Problem description: Your task is to filter the data below down to the lines holding "масса".

Data provided:
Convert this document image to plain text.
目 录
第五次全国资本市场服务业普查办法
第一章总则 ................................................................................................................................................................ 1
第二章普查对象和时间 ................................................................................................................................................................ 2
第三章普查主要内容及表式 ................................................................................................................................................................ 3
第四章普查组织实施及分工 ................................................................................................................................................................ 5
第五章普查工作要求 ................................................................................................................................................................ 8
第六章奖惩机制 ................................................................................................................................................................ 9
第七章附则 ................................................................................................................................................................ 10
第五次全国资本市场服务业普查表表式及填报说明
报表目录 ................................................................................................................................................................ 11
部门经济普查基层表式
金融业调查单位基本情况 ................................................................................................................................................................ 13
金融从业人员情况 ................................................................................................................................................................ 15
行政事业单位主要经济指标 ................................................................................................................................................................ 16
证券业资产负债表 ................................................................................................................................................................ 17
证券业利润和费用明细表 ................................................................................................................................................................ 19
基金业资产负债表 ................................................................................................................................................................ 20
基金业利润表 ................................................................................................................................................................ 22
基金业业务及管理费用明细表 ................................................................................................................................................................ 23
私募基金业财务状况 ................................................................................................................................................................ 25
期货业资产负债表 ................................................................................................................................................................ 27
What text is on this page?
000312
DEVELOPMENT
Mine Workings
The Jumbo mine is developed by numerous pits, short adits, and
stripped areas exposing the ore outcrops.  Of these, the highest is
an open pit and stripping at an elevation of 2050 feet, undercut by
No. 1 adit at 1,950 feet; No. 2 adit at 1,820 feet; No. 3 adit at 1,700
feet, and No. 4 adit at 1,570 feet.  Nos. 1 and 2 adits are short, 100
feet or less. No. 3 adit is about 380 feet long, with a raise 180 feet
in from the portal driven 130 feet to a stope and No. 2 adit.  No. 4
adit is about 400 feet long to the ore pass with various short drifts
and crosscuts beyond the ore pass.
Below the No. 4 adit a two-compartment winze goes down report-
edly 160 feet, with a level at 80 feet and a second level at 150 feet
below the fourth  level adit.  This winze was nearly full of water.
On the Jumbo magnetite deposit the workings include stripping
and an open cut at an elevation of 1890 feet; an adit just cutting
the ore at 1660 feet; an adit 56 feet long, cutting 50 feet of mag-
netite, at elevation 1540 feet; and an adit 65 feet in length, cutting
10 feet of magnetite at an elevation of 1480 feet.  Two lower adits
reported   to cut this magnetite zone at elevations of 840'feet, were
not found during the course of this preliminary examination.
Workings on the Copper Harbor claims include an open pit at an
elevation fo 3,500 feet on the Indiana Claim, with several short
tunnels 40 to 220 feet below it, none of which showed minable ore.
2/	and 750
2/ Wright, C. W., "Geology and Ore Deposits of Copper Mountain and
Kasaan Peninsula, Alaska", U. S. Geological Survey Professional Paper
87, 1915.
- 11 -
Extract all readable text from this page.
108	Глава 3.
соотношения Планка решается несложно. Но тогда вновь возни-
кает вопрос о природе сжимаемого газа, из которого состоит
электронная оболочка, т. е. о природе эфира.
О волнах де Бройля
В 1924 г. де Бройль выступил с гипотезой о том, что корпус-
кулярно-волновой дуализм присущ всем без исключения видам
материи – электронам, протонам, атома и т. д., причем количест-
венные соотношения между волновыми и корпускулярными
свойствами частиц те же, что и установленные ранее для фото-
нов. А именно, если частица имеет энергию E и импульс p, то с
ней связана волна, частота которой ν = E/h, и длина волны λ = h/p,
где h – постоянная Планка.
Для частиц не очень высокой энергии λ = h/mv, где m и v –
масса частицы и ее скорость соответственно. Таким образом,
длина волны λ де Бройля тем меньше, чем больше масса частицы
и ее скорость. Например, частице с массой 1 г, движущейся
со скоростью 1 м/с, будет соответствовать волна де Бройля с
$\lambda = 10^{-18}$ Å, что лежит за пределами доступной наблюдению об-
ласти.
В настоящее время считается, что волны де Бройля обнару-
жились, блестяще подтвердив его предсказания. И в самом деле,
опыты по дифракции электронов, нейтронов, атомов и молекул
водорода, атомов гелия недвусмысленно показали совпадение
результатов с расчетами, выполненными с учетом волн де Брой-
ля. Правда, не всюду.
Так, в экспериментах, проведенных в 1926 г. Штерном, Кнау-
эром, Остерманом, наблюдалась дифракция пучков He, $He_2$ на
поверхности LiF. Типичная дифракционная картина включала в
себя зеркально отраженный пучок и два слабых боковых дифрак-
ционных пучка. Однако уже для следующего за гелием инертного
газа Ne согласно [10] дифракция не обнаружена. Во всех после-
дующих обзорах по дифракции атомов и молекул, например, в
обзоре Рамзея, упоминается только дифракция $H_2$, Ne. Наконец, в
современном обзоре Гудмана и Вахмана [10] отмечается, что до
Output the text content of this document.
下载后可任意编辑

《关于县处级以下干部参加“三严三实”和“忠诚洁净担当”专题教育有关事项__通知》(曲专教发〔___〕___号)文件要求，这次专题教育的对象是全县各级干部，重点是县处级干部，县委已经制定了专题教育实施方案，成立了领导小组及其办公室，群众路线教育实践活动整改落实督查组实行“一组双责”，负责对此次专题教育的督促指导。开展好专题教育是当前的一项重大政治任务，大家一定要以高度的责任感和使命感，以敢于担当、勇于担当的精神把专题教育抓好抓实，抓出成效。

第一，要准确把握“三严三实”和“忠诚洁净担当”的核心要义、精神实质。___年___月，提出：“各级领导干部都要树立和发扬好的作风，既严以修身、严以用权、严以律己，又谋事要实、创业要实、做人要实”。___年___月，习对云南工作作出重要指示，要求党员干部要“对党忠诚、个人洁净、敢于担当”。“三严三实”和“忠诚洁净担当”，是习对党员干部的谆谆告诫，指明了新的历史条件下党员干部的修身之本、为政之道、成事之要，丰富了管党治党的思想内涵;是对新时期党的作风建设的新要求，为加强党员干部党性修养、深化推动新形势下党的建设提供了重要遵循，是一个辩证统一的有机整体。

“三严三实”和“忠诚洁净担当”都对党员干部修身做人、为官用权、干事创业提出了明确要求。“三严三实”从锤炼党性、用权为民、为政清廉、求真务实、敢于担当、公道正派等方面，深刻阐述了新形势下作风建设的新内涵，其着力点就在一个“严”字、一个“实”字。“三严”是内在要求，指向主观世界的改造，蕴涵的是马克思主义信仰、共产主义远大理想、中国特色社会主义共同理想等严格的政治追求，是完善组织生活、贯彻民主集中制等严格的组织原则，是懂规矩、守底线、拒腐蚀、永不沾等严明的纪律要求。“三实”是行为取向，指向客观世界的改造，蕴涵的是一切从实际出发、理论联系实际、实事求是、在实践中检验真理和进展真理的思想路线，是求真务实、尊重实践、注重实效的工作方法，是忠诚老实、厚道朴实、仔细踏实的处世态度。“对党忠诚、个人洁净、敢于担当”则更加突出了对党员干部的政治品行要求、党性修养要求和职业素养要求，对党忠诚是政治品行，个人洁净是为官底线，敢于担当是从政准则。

Response to the exercise:
масса частицы и ее скорость соответственно. Таким образом,
длина волны λ де Бройля тем меньше, чем больше масса частицы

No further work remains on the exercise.